Extract each line holding the word "drawable" from the entries.

## Extracted data
============
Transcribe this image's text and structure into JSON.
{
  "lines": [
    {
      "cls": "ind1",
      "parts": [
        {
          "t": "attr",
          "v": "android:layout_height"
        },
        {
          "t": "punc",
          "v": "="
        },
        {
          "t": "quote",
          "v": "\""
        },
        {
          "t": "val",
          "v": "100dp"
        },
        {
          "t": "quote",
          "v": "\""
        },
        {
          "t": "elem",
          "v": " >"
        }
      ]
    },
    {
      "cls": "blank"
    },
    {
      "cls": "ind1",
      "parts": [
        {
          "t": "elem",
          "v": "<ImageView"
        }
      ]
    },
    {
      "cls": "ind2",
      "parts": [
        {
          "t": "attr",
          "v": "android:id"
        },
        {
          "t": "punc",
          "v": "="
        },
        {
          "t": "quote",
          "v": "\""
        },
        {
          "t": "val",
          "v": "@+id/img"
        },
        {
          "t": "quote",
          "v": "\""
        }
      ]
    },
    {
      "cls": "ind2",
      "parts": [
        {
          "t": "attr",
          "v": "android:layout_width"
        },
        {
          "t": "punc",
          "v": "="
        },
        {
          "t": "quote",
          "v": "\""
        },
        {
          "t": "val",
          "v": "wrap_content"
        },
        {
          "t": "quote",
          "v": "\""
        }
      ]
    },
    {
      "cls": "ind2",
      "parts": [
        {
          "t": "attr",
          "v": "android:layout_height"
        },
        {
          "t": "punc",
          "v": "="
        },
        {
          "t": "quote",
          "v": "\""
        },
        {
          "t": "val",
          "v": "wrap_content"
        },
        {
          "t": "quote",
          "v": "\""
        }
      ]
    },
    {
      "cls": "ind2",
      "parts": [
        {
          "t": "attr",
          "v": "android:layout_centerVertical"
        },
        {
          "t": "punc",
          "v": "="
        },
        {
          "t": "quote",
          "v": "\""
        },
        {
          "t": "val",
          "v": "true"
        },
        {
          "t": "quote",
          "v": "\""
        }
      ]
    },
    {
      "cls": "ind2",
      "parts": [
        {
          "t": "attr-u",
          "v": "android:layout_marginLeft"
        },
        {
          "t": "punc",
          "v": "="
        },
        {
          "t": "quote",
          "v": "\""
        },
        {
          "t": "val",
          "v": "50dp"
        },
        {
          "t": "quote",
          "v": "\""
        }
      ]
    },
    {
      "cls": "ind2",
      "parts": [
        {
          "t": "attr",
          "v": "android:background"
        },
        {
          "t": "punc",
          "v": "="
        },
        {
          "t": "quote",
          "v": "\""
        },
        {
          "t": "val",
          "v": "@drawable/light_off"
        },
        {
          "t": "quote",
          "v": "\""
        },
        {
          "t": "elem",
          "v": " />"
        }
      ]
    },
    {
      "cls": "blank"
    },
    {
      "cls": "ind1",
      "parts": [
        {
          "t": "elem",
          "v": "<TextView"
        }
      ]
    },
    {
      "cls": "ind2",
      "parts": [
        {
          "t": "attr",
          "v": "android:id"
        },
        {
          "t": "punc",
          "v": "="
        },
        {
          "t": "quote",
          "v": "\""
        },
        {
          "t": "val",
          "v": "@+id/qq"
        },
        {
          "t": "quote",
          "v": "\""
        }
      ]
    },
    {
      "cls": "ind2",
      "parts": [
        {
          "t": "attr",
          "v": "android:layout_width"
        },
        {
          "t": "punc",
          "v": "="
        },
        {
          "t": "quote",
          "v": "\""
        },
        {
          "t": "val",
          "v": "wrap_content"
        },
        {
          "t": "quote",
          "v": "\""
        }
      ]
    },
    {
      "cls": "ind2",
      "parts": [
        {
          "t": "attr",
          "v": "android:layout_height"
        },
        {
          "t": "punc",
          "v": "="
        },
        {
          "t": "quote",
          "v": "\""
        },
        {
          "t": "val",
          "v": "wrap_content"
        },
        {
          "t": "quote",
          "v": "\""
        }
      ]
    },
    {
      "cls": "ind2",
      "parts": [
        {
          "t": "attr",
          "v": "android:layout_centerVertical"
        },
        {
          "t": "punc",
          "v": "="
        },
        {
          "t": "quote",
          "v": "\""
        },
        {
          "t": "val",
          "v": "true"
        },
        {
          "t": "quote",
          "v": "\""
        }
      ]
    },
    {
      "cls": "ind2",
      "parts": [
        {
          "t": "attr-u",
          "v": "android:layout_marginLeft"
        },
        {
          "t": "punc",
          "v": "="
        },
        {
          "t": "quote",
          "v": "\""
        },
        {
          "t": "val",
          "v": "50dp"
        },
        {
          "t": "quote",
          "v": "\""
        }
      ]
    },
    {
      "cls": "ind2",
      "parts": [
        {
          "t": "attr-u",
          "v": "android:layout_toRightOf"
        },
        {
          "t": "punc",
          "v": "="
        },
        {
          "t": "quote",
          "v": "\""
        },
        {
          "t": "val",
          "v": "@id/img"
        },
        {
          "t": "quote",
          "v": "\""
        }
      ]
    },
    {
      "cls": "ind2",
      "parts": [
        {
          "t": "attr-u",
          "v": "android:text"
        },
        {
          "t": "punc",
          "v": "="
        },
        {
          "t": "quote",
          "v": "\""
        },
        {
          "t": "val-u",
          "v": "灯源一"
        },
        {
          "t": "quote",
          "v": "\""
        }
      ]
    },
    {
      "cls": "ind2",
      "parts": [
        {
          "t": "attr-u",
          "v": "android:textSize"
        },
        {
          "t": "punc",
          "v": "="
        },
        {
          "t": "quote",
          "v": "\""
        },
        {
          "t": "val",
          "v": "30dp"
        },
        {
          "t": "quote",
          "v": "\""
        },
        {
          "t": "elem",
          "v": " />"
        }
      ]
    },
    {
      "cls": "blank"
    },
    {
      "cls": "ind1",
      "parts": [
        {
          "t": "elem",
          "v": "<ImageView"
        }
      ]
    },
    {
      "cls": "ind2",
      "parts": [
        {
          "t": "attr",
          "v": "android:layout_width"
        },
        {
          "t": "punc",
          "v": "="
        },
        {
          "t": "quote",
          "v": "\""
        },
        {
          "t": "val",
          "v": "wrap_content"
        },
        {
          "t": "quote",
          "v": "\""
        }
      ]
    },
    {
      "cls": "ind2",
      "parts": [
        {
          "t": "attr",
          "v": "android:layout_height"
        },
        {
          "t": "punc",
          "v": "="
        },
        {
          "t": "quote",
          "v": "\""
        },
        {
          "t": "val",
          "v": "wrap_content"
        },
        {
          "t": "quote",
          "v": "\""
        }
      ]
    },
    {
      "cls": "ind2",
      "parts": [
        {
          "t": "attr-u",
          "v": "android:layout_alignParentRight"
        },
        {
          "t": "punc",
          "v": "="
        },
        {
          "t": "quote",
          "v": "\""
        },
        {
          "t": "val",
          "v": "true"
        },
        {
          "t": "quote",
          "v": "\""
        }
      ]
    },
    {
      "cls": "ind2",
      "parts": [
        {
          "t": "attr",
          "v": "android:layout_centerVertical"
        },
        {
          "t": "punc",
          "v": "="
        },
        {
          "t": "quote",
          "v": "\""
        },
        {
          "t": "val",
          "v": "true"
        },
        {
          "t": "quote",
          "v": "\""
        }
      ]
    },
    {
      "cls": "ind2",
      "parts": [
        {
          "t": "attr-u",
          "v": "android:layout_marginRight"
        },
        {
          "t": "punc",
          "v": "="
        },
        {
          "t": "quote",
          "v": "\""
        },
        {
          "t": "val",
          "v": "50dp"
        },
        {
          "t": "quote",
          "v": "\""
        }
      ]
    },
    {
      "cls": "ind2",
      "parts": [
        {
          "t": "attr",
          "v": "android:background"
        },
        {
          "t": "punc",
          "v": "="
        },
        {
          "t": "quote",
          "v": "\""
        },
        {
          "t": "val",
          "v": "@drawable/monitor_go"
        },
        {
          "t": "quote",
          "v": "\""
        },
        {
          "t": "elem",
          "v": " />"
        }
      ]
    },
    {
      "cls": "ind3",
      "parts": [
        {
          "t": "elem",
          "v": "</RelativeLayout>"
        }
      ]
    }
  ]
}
============
## Output of the task
          "v": "@drawable/light_off"
          "v": "@drawable/monitor_go"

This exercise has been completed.